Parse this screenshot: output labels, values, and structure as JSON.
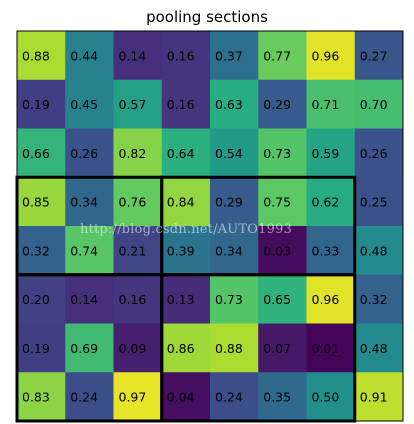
{
  "chart_data": {
    "type": "heatmap",
    "title": "pooling sections",
    "colormap": "viridis",
    "value_range": [
      0.0,
      1.0
    ],
    "rows": [
      [
        "0.88",
        "0.44",
        "0.14",
        "0.16",
        "0.37",
        "0.77",
        "0.96",
        "0.27"
      ],
      [
        "0.19",
        "0.45",
        "0.57",
        "0.16",
        "0.63",
        "0.29",
        "0.71",
        "0.70"
      ],
      [
        "0.66",
        "0.26",
        "0.82",
        "0.64",
        "0.54",
        "0.73",
        "0.59",
        "0.26"
      ],
      [
        "0.85",
        "0.34",
        "0.76",
        "0.84",
        "0.29",
        "0.75",
        "0.62",
        "0.25"
      ],
      [
        "0.32",
        "0.74",
        "0.21",
        "0.39",
        "0.34",
        "0.03",
        "0.33",
        "0.48"
      ],
      [
        "0.20",
        "0.14",
        "0.16",
        "0.13",
        "0.73",
        "0.65",
        "0.96",
        "0.32"
      ],
      [
        "0.19",
        "0.69",
        "0.09",
        "0.86",
        "0.88",
        "0.07",
        "0.01",
        "0.48"
      ],
      [
        "0.83",
        "0.24",
        "0.97",
        "0.04",
        "0.24",
        "0.35",
        "0.50",
        "0.91"
      ]
    ],
    "sections": [
      {
        "row_start": 3,
        "row_end": 5,
        "col_start": 0,
        "col_end": 3
      },
      {
        "row_start": 3,
        "row_end": 5,
        "col_start": 3,
        "col_end": 7
      },
      {
        "row_start": 5,
        "row_end": 8,
        "col_start": 0,
        "col_end": 3
      },
      {
        "row_start": 5,
        "row_end": 8,
        "col_start": 3,
        "col_end": 7
      }
    ],
    "section_color": "#000000"
  },
  "watermark": "http://blog.csdn.net/AUTO1993"
}
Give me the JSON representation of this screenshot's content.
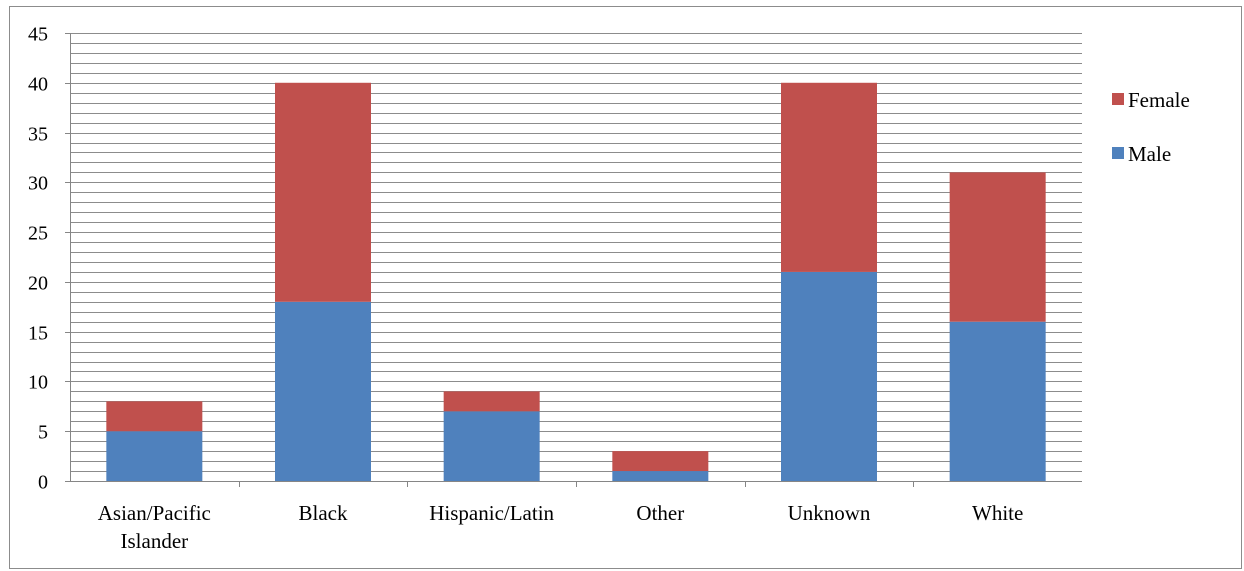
{
  "chart_data": {
    "type": "bar",
    "stacked": true,
    "categories": [
      [
        "Asian/Pacific",
        "Islander"
      ],
      [
        "Black"
      ],
      [
        "Hispanic/Latin"
      ],
      [
        "Other"
      ],
      [
        "Unknown"
      ],
      [
        "White"
      ]
    ],
    "series": [
      {
        "name": "Male",
        "color": "#4F81BD",
        "values": [
          5,
          18,
          7,
          1,
          21,
          16
        ]
      },
      {
        "name": "Female",
        "color": "#C0504D",
        "values": [
          3,
          22,
          2,
          2,
          19,
          15
        ]
      }
    ],
    "ylim": [
      0,
      45
    ],
    "y_major_step": 5,
    "y_minor_step": 1,
    "y_tick_labels": [
      "0",
      "5",
      "10",
      "15",
      "20",
      "25",
      "30",
      "35",
      "40",
      "45"
    ],
    "grid": true,
    "legend_position": "right",
    "legend_order": [
      "Female",
      "Male"
    ],
    "title": "",
    "xlabel": "",
    "ylabel": ""
  }
}
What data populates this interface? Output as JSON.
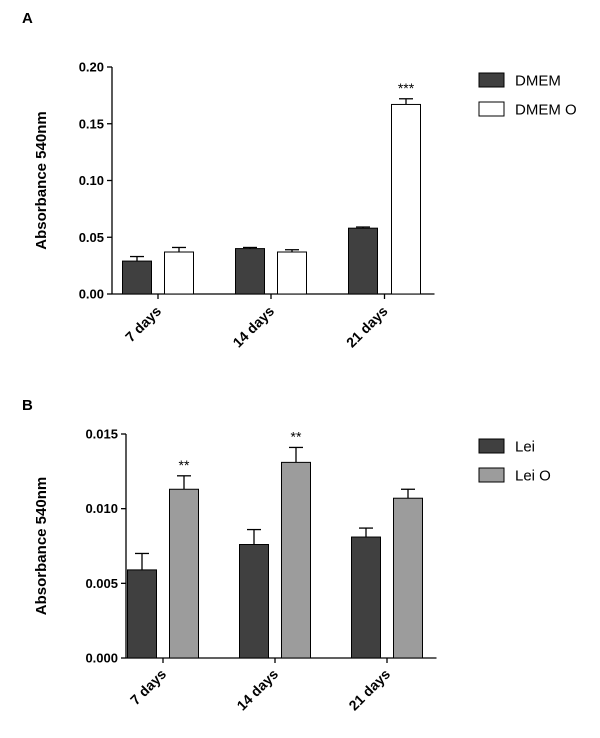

============================================================

■ The request ■
Transcribe the records above exactly as they appear, leaving out any pictures.

■ Output for this exercise ■
Parse this screenshot: output labels, values, and structure as JSON.
{
  "chart_data": {
    "type": "heatmap",
    "title": "pooling sections",
    "colormap": "viridis",
    "value_range": [
      0.0,
      1.0
    ],
    "rows": [
      [
        "0.88",
        "0.44",
        "0.14",
        "0.16",
        "0.37",
        "0.77",
        "0.96",
        "0.27"
      ],
      [
        "0.19",
        "0.45",
        "0.57",
        "0.16",
        "0.63",
        "0.29",
        "0.71",
        "0.70"
      ],
      [
        "0.66",
        "0.26",
        "0.82",
        "0.64",
        "0.54",
        "0.73",
        "0.59",
        "0.26"
      ],
      [
        "0.85",
        "0.34",
        "0.76",
        "0.84",
        "0.29",
        "0.75",
        "0.62",
        "0.25"
      ],
      [
        "0.32",
        "0.74",
        "0.21",
        "0.39",
        "0.34",
        "0.03",
        "0.33",
        "0.48"
      ],
      [
        "0.20",
        "0.14",
        "0.16",
        "0.13",
        "0.73",
        "0.65",
        "0.96",
        "0.32"
      ],
      [
        "0.19",
        "0.69",
        "0.09",
        "0.86",
        "0.88",
        "0.07",
        "0.01",
        "0.48"
      ],
      [
        "0.83",
        "0.24",
        "0.97",
        "0.04",
        "0.24",
        "0.35",
        "0.50",
        "0.91"
      ]
    ],
    "sections": [
      {
        "row_start": 3,
        "row_end": 5,
        "col_start": 0,
        "col_end": 3
      },
      {
        "row_start": 3,
        "row_end": 5,
        "col_start": 3,
        "col_end": 7
      },
      {
        "row_start": 5,
        "row_end": 8,
        "col_start": 0,
        "col_end": 3
      },
      {
        "row_start": 5,
        "row_end": 8,
        "col_start": 3,
        "col_end": 7
      }
    ],
    "section_color": "#000000"
  },
  "watermark": "http://blog.csdn.net/AUTO1993"
}
Give me the JSON representation of this screenshot's content.
{
  "chart_data": {
    "type": "bar",
    "stacked": true,
    "categories": [
      [
        "Asian/Pacific",
        "Islander"
      ],
      [
        "Black"
      ],
      [
        "Hispanic/Latin"
      ],
      [
        "Other"
      ],
      [
        "Unknown"
      ],
      [
        "White"
      ]
    ],
    "series": [
      {
        "name": "Male",
        "color": "#4F81BD",
        "values": [
          5,
          18,
          7,
          1,
          21,
          16
        ]
      },
      {
        "name": "Female",
        "color": "#C0504D",
        "values": [
          3,
          22,
          2,
          2,
          19,
          15
        ]
      }
    ],
    "ylim": [
      0,
      45
    ],
    "y_major_step": 5,
    "y_minor_step": 1,
    "y_tick_labels": [
      "0",
      "5",
      "10",
      "15",
      "20",
      "25",
      "30",
      "35",
      "40",
      "45"
    ],
    "grid": true,
    "legend_position": "right",
    "legend_order": [
      "Female",
      "Male"
    ],
    "title": "",
    "xlabel": "",
    "ylabel": ""
  }
}
What data populates this interface? Output as JSON.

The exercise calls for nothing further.